→ TASK PROMPT
Within the material below, find each line bearing the word "JSON" and present it.

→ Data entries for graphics
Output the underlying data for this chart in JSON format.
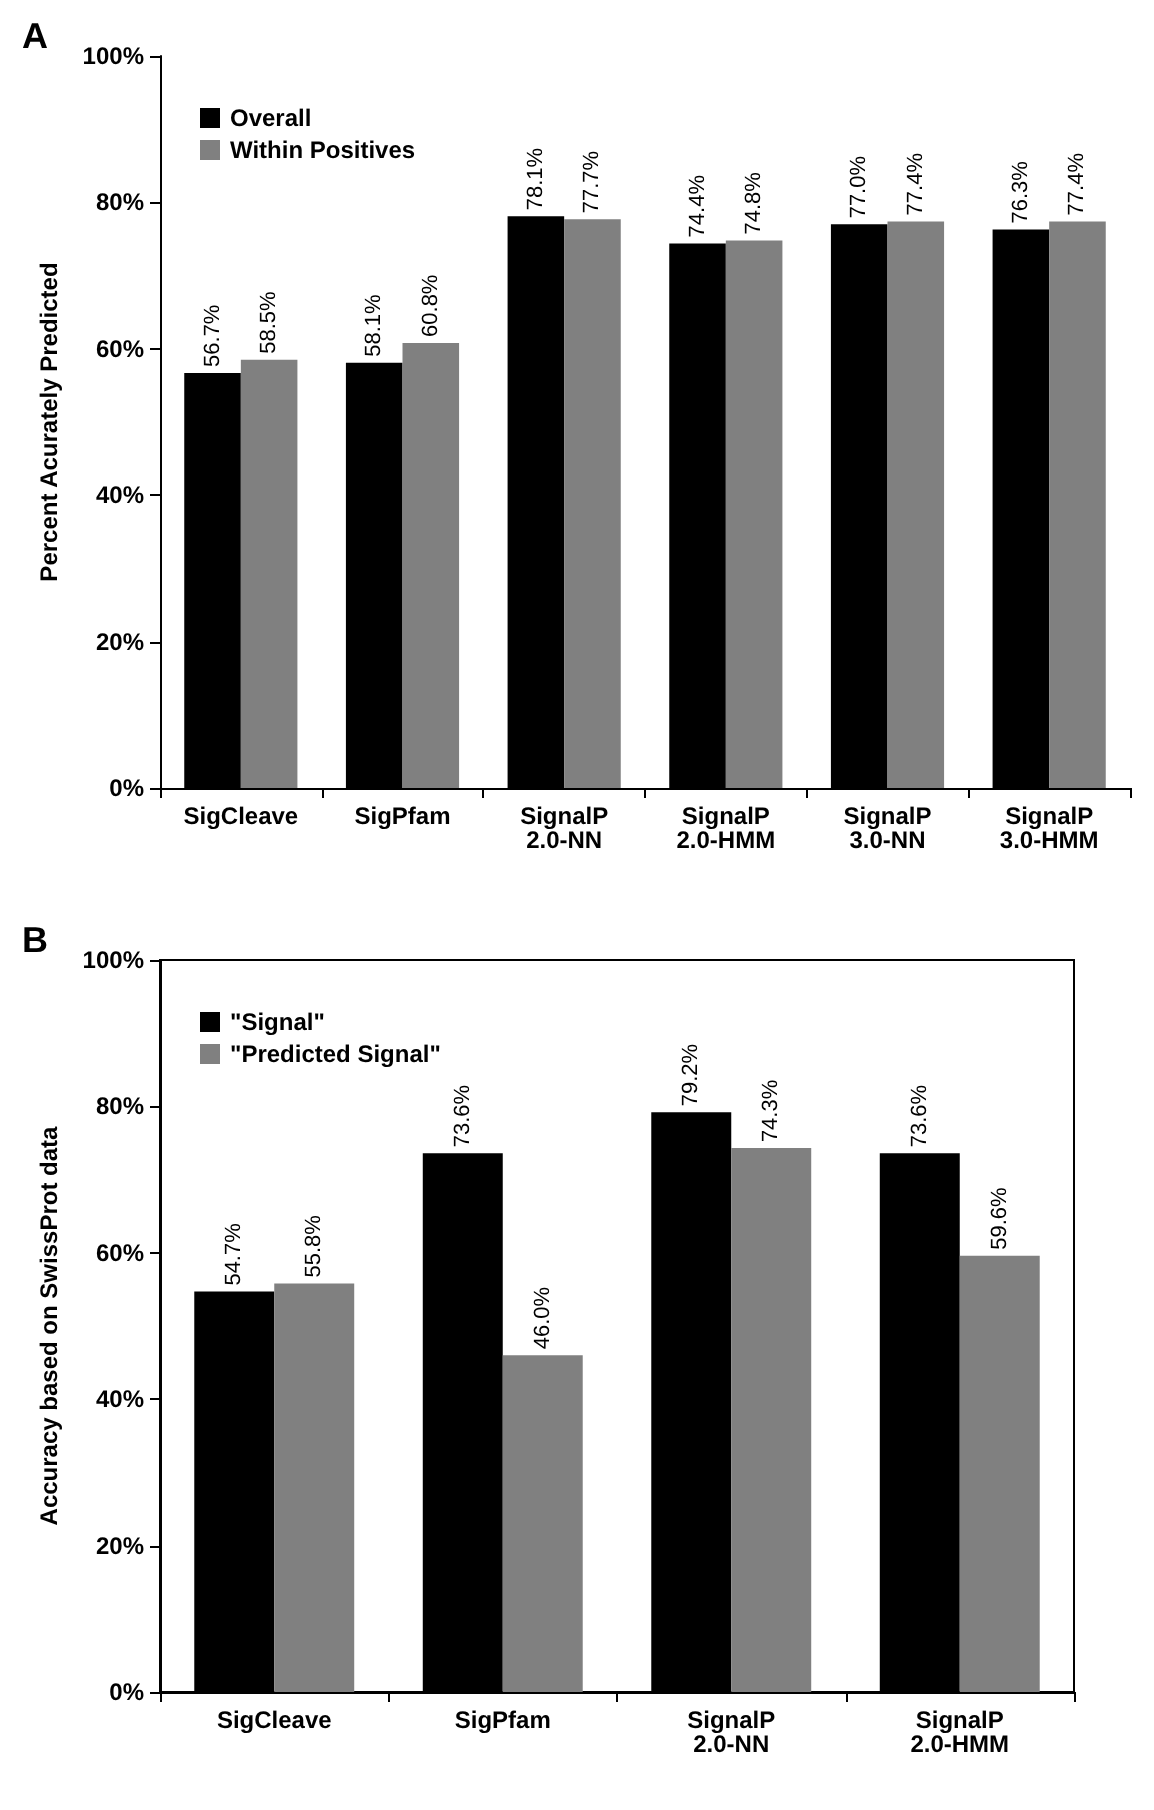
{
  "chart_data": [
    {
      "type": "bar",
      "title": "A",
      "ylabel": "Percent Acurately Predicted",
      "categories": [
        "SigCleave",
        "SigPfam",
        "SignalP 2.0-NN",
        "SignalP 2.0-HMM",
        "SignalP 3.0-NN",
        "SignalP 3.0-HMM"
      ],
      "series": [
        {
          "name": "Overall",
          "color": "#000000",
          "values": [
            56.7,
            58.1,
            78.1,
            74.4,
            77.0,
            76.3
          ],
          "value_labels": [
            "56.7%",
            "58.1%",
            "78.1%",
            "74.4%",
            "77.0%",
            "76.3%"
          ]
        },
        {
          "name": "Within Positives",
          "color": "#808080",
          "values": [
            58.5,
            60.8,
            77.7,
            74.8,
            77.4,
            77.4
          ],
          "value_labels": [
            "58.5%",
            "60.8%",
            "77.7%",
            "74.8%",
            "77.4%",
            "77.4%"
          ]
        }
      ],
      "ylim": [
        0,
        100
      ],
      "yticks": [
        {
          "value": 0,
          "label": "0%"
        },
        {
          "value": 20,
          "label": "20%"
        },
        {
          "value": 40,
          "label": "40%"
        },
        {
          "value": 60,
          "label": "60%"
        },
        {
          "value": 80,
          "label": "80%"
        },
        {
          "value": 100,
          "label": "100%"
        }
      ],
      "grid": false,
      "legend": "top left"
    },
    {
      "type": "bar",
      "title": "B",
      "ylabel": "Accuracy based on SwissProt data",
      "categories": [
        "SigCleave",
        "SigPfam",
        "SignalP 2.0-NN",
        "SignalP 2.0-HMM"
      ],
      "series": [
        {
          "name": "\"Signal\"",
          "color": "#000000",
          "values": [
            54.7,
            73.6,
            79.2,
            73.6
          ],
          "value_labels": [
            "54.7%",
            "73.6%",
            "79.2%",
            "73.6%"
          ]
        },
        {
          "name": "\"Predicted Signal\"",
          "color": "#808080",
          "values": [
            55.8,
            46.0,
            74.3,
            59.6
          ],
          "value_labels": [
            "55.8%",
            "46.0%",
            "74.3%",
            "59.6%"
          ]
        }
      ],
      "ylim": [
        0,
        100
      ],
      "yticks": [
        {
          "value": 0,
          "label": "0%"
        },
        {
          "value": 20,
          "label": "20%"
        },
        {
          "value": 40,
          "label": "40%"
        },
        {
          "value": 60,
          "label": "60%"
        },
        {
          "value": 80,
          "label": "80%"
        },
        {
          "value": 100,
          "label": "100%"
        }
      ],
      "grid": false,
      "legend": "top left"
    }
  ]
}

---

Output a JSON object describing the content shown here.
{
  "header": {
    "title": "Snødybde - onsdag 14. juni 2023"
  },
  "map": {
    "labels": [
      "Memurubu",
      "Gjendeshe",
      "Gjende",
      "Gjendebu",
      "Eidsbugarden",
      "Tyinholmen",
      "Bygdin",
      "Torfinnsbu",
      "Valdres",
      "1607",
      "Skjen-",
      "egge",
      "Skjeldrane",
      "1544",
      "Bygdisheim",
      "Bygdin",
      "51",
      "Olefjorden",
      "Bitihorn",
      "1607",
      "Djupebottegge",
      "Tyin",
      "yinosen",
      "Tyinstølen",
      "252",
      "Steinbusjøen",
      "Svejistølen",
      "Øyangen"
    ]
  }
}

→ SOLVED EXERCISE
Output the underlying data for this chart in JSON format.
Output a JSON object describing the content shown here.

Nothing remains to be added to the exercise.